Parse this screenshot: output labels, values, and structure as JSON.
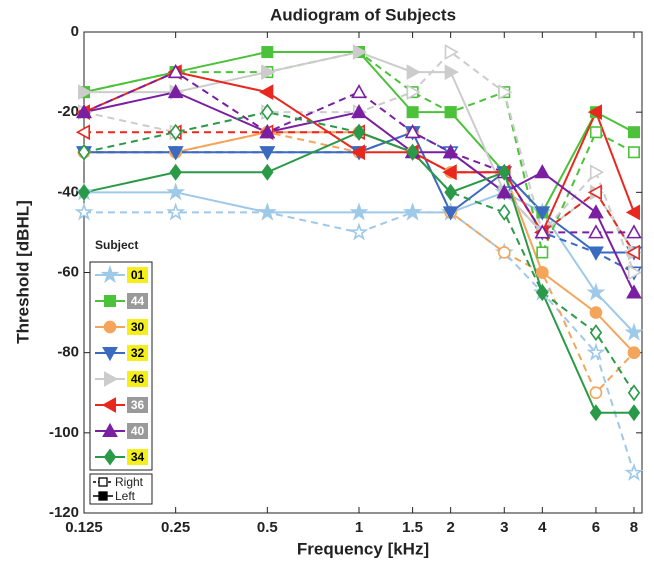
{
  "chart_data": {
    "type": "line",
    "title": "Audiogram of Subjects",
    "x_label": "Frequency [kHz]",
    "y_label": "Threshold [dBHL]",
    "x_scale": "log",
    "x": [
      0.125,
      0.25,
      0.5,
      1,
      1.5,
      2,
      3,
      4,
      6,
      8
    ],
    "xlim": [
      0.125,
      8.5
    ],
    "xticks": [
      0.125,
      0.25,
      0.5,
      1,
      1.5,
      2,
      3,
      4,
      6,
      8
    ],
    "ylim": [
      -120,
      0
    ],
    "yticks": [
      0,
      -20,
      -40,
      -60,
      -80,
      -100,
      -120
    ],
    "legend_title": "Subject",
    "sides": [
      {
        "name": "Right",
        "key": "right",
        "dashed": true,
        "filled": false
      },
      {
        "name": "Left",
        "key": "left",
        "dashed": false,
        "filled": true
      }
    ],
    "series": [
      {
        "name": "01",
        "color": "#9fc9e8",
        "marker": "star",
        "label_bg": "#f4ef1a",
        "label_fg": "#000000",
        "right": [
          -45,
          -45,
          -45,
          -50,
          -45,
          -45,
          -55,
          -65,
          -80,
          -110
        ],
        "left": [
          -40,
          -40,
          -45,
          -45,
          -45,
          -45,
          -40,
          -45,
          -65,
          -75
        ]
      },
      {
        "name": "44",
        "color": "#4cc23a",
        "marker": "square",
        "label_bg": "#9a9a9a",
        "label_fg": "#ffffff",
        "right": [
          -15,
          -10,
          -10,
          -5,
          -15,
          -20,
          -15,
          -55,
          -25,
          -30
        ],
        "left": [
          -15,
          -10,
          -5,
          -5,
          -20,
          -20,
          -35,
          -45,
          -20,
          -25
        ]
      },
      {
        "name": "30",
        "color": "#f5a55a",
        "marker": "circle",
        "label_bg": "#f4ef1a",
        "label_fg": "#000000",
        "right": [
          -30,
          -30,
          -25,
          -30,
          -25,
          -45,
          -55,
          -60,
          -90,
          -80
        ],
        "left": [
          -30,
          -30,
          -25,
          -25,
          -30,
          -35,
          -35,
          -60,
          -70,
          -80
        ]
      },
      {
        "name": "32",
        "color": "#3a6bc0",
        "marker": "tri-down",
        "label_bg": "#f4ef1a",
        "label_fg": "#000000",
        "right": [
          -30,
          -30,
          -30,
          -30,
          -25,
          -30,
          -40,
          -50,
          -55,
          -60
        ],
        "left": [
          -30,
          -30,
          -30,
          -30,
          -25,
          -45,
          -35,
          -45,
          -55,
          -55
        ]
      },
      {
        "name": "46",
        "color": "#cccccc",
        "marker": "tri-right",
        "label_bg": "#f4ef1a",
        "label_fg": "#000000",
        "right": [
          -20,
          -25,
          -20,
          -20,
          -15,
          -5,
          -15,
          -50,
          -35,
          -60
        ],
        "left": [
          -15,
          -15,
          -10,
          -5,
          -10,
          -10,
          -40,
          -50,
          -40,
          -55
        ]
      },
      {
        "name": "36",
        "color": "#e8281f",
        "marker": "tri-left",
        "label_bg": "#9a9a9a",
        "label_fg": "#ffffff",
        "right": [
          -25,
          -25,
          -25,
          -25,
          -30,
          -35,
          -35,
          -50,
          -40,
          -55
        ],
        "left": [
          -20,
          -10,
          -15,
          -30,
          -30,
          -35,
          -35,
          -50,
          -20,
          -45
        ]
      },
      {
        "name": "40",
        "color": "#7b1fa2",
        "marker": "tri-up",
        "label_bg": "#9a9a9a",
        "label_fg": "#ffffff",
        "right": [
          -20,
          -10,
          -25,
          -15,
          -25,
          -30,
          -35,
          -50,
          -50,
          -50
        ],
        "left": [
          -20,
          -15,
          -25,
          -20,
          -30,
          -30,
          -40,
          -35,
          -45,
          -65
        ]
      },
      {
        "name": "34",
        "color": "#2a9a48",
        "marker": "diamond",
        "label_bg": "#f4ef1a",
        "label_fg": "#000000",
        "right": [
          -30,
          -25,
          -20,
          -25,
          -30,
          -40,
          -45,
          -65,
          -75,
          -90
        ],
        "left": [
          -40,
          -35,
          -35,
          -25,
          -30,
          -40,
          -35,
          -65,
          -95,
          -95
        ]
      }
    ]
  }
}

WORK REQUIRED: Omit the images and transcribe all of the records above word for word.

FULL OUTPUT:
Parse this screenshot: output labels, values, and structure as JSON.
{
  "chart_data": {
    "type": "line",
    "title": "Audiogram of Subjects",
    "x_label": "Frequency [kHz]",
    "y_label": "Threshold [dBHL]",
    "x_scale": "log",
    "x": [
      0.125,
      0.25,
      0.5,
      1,
      1.5,
      2,
      3,
      4,
      6,
      8
    ],
    "xlim": [
      0.125,
      8.5
    ],
    "xticks": [
      0.125,
      0.25,
      0.5,
      1,
      1.5,
      2,
      3,
      4,
      6,
      8
    ],
    "ylim": [
      -120,
      0
    ],
    "yticks": [
      0,
      -20,
      -40,
      -60,
      -80,
      -100,
      -120
    ],
    "legend_title": "Subject",
    "sides": [
      {
        "name": "Right",
        "key": "right",
        "dashed": true,
        "filled": false
      },
      {
        "name": "Left",
        "key": "left",
        "dashed": false,
        "filled": true
      }
    ],
    "series": [
      {
        "name": "01",
        "color": "#9fc9e8",
        "marker": "star",
        "label_bg": "#f4ef1a",
        "label_fg": "#000000",
        "right": [
          -45,
          -45,
          -45,
          -50,
          -45,
          -45,
          -55,
          -65,
          -80,
          -110
        ],
        "left": [
          -40,
          -40,
          -45,
          -45,
          -45,
          -45,
          -40,
          -45,
          -65,
          -75
        ]
      },
      {
        "name": "44",
        "color": "#4cc23a",
        "marker": "square",
        "label_bg": "#9a9a9a",
        "label_fg": "#ffffff",
        "right": [
          -15,
          -10,
          -10,
          -5,
          -15,
          -20,
          -15,
          -55,
          -25,
          -30
        ],
        "left": [
          -15,
          -10,
          -5,
          -5,
          -20,
          -20,
          -35,
          -45,
          -20,
          -25
        ]
      },
      {
        "name": "30",
        "color": "#f5a55a",
        "marker": "circle",
        "label_bg": "#f4ef1a",
        "label_fg": "#000000",
        "right": [
          -30,
          -30,
          -25,
          -30,
          -25,
          -45,
          -55,
          -60,
          -90,
          -80
        ],
        "left": [
          -30,
          -30,
          -25,
          -25,
          -30,
          -35,
          -35,
          -60,
          -70,
          -80
        ]
      },
      {
        "name": "32",
        "color": "#3a6bc0",
        "marker": "tri-down",
        "label_bg": "#f4ef1a",
        "label_fg": "#000000",
        "right": [
          -30,
          -30,
          -30,
          -30,
          -25,
          -30,
          -40,
          -50,
          -55,
          -60
        ],
        "left": [
          -30,
          -30,
          -30,
          -30,
          -25,
          -45,
          -35,
          -45,
          -55,
          -55
        ]
      },
      {
        "name": "46",
        "color": "#cccccc",
        "marker": "tri-right",
        "label_bg": "#f4ef1a",
        "label_fg": "#000000",
        "right": [
          -20,
          -25,
          -20,
          -20,
          -15,
          -5,
          -15,
          -50,
          -35,
          -60
        ],
        "left": [
          -15,
          -15,
          -10,
          -5,
          -10,
          -10,
          -40,
          -50,
          -40,
          -55
        ]
      },
      {
        "name": "36",
        "color": "#e8281f",
        "marker": "tri-left",
        "label_bg": "#9a9a9a",
        "label_fg": "#ffffff",
        "right": [
          -25,
          -25,
          -25,
          -25,
          -30,
          -35,
          -35,
          -50,
          -40,
          -55
        ],
        "left": [
          -20,
          -10,
          -15,
          -30,
          -30,
          -35,
          -35,
          -50,
          -20,
          -45
        ]
      },
      {
        "name": "40",
        "color": "#7b1fa2",
        "marker": "tri-up",
        "label_bg": "#9a9a9a",
        "label_fg": "#ffffff",
        "right": [
          -20,
          -10,
          -25,
          -15,
          -25,
          -30,
          -35,
          -50,
          -50,
          -50
        ],
        "left": [
          -20,
          -15,
          -25,
          -20,
          -30,
          -30,
          -40,
          -35,
          -45,
          -65
        ]
      },
      {
        "name": "34",
        "color": "#2a9a48",
        "marker": "diamond",
        "label_bg": "#f4ef1a",
        "label_fg": "#000000",
        "right": [
          -30,
          -25,
          -20,
          -25,
          -30,
          -40,
          -45,
          -65,
          -75,
          -90
        ],
        "left": [
          -40,
          -35,
          -35,
          -25,
          -30,
          -40,
          -35,
          -65,
          -95,
          -95
        ]
      }
    ]
  }
}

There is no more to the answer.